[Extracted data entries]
=-=-=-=-=

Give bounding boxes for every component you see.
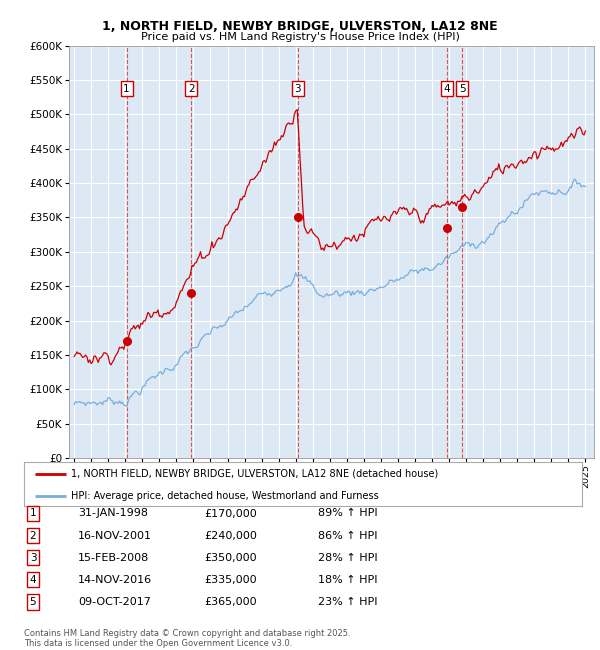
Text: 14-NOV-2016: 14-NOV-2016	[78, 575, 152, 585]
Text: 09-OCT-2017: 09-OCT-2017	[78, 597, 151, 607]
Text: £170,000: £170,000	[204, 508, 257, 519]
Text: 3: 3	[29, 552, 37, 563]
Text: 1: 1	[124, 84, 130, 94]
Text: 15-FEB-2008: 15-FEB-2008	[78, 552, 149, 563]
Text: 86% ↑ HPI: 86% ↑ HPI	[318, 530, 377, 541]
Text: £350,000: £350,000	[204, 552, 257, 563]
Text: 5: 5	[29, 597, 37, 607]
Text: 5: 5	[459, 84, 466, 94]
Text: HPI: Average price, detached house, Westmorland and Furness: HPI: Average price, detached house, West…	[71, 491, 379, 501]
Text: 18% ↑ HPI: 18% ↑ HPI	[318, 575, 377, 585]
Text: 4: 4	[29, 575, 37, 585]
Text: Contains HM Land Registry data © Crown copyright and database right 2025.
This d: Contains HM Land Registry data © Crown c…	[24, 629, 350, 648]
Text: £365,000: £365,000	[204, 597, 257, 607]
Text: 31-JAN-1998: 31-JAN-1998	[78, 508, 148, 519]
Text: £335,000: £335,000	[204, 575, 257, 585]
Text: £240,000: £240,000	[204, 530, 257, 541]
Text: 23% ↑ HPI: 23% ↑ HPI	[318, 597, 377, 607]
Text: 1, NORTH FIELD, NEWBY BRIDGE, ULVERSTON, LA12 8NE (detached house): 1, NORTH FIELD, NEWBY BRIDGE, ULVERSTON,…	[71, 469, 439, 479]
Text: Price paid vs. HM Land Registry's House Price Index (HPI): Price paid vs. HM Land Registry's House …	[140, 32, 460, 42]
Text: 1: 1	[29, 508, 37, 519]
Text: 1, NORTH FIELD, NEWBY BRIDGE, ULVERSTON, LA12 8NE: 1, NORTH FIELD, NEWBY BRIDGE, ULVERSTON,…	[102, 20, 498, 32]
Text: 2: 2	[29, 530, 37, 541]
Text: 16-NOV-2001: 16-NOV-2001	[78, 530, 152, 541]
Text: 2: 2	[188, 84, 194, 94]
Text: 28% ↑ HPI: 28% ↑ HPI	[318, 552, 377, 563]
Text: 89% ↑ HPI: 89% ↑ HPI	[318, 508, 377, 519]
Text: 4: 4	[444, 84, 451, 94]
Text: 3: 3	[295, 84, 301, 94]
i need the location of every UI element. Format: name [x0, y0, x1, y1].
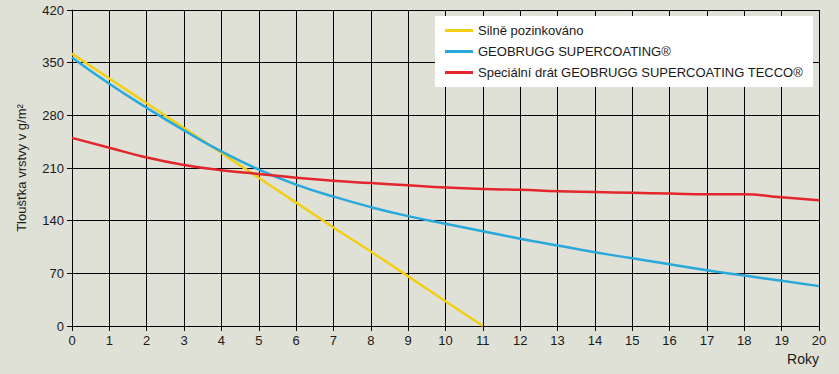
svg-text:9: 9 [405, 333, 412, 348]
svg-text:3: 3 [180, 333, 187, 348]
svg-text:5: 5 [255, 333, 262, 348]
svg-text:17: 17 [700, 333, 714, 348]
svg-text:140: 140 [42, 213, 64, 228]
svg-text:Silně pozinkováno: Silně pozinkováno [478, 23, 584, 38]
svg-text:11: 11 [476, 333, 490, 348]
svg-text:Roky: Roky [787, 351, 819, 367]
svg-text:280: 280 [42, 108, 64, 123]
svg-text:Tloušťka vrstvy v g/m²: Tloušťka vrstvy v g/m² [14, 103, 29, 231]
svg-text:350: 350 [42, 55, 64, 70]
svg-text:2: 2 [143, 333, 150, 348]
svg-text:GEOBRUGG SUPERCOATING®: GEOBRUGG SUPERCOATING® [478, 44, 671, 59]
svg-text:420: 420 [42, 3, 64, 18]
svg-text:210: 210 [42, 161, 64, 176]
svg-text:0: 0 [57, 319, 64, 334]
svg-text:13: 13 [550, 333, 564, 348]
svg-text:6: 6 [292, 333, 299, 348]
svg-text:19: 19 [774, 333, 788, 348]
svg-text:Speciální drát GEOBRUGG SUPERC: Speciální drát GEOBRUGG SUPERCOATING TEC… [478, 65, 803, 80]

=-=-=-=-=

_AIM OF THE EXERCISE_.
Substitute "index" for every "HPI" in the material above, changing nothing else, and give it all again without the pictures.

_EXERCISE SOLUTION_.
Give bounding boxes for every component you see.
Text: 14-NOV-2016: 14-NOV-2016	[78, 575, 152, 585]
Text: 09-OCT-2017: 09-OCT-2017	[78, 597, 151, 607]
Text: £170,000: £170,000	[204, 508, 257, 519]
Text: 3: 3	[29, 552, 37, 563]
Text: 1: 1	[124, 84, 130, 94]
Text: 15-FEB-2008: 15-FEB-2008	[78, 552, 149, 563]
Text: 86% ↑ index: 86% ↑ index	[318, 530, 377, 541]
Text: £350,000: £350,000	[204, 552, 257, 563]
Text: 5: 5	[29, 597, 37, 607]
Text: 5: 5	[459, 84, 466, 94]
Text: index: Average price, detached house, Westmorland and Furness: index: Average price, detached house, West…	[71, 491, 379, 501]
Text: 18% ↑ index: 18% ↑ index	[318, 575, 377, 585]
Text: 4: 4	[29, 575, 37, 585]
Text: Contains HM Land Registry data © Crown copyright and database right 2025.
This d: Contains HM Land Registry data © Crown c…	[24, 629, 350, 648]
Text: £365,000: £365,000	[204, 597, 257, 607]
Text: 31-JAN-1998: 31-JAN-1998	[78, 508, 148, 519]
Text: £335,000: £335,000	[204, 575, 257, 585]
Text: £240,000: £240,000	[204, 530, 257, 541]
Text: 23% ↑ index: 23% ↑ index	[318, 597, 377, 607]
Text: 1, NORTH FIELD, NEWBY BRIDGE, ULVERSTON, LA12 8NE (detached house): 1, NORTH FIELD, NEWBY BRIDGE, ULVERSTON,…	[71, 469, 439, 479]
Text: Price paid vs. HM Land Registry's House Price Index (index): Price paid vs. HM Land Registry's House …	[140, 32, 460, 42]
Text: 1: 1	[29, 508, 37, 519]
Text: 1, NORTH FIELD, NEWBY BRIDGE, ULVERSTON, LA12 8NE: 1, NORTH FIELD, NEWBY BRIDGE, ULVERSTON,…	[102, 20, 498, 32]
Text: 2: 2	[29, 530, 37, 541]
Text: 16-NOV-2001: 16-NOV-2001	[78, 530, 152, 541]
Text: 2: 2	[188, 84, 194, 94]
Text: 28% ↑ index: 28% ↑ index	[318, 552, 377, 563]
Text: 89% ↑ index: 89% ↑ index	[318, 508, 377, 519]
Text: 4: 4	[444, 84, 451, 94]
Text: 3: 3	[295, 84, 301, 94]
i need the location of every UI element. Format: name [x0, y0, x1, y1].
svg-text:9: 9 [405, 333, 412, 348]
svg-text:3: 3 [180, 333, 187, 348]
svg-text:5: 5 [255, 333, 262, 348]
svg-text:17: 17 [700, 333, 714, 348]
svg-text:140: 140 [42, 213, 64, 228]
svg-text:Silně pozinkováno: Silně pozinkováno [478, 23, 584, 38]
svg-text:11: 11 [476, 333, 490, 348]
svg-text:Roky: Roky [787, 351, 819, 367]
svg-text:280: 280 [42, 108, 64, 123]
svg-text:Tloušťka vrstvy v g/m²: Tloušťka vrstvy v g/m² [14, 103, 29, 231]
svg-text:350: 350 [42, 55, 64, 70]
svg-text:2: 2 [143, 333, 150, 348]
svg-text:GEOBRUGG SUPERCOATING®: GEOBRUGG SUPERCOATING® [478, 44, 671, 59]
svg-text:420: 420 [42, 3, 64, 18]
svg-text:210: 210 [42, 161, 64, 176]
svg-text:0: 0 [57, 319, 64, 334]
svg-text:13: 13 [550, 333, 564, 348]
svg-text:6: 6 [292, 333, 299, 348]
svg-text:19: 19 [774, 333, 788, 348]
svg-text:Speciální drát GEOBRUGG SUPERC: Speciální drát GEOBRUGG SUPERCOATING TEC… [478, 65, 803, 80]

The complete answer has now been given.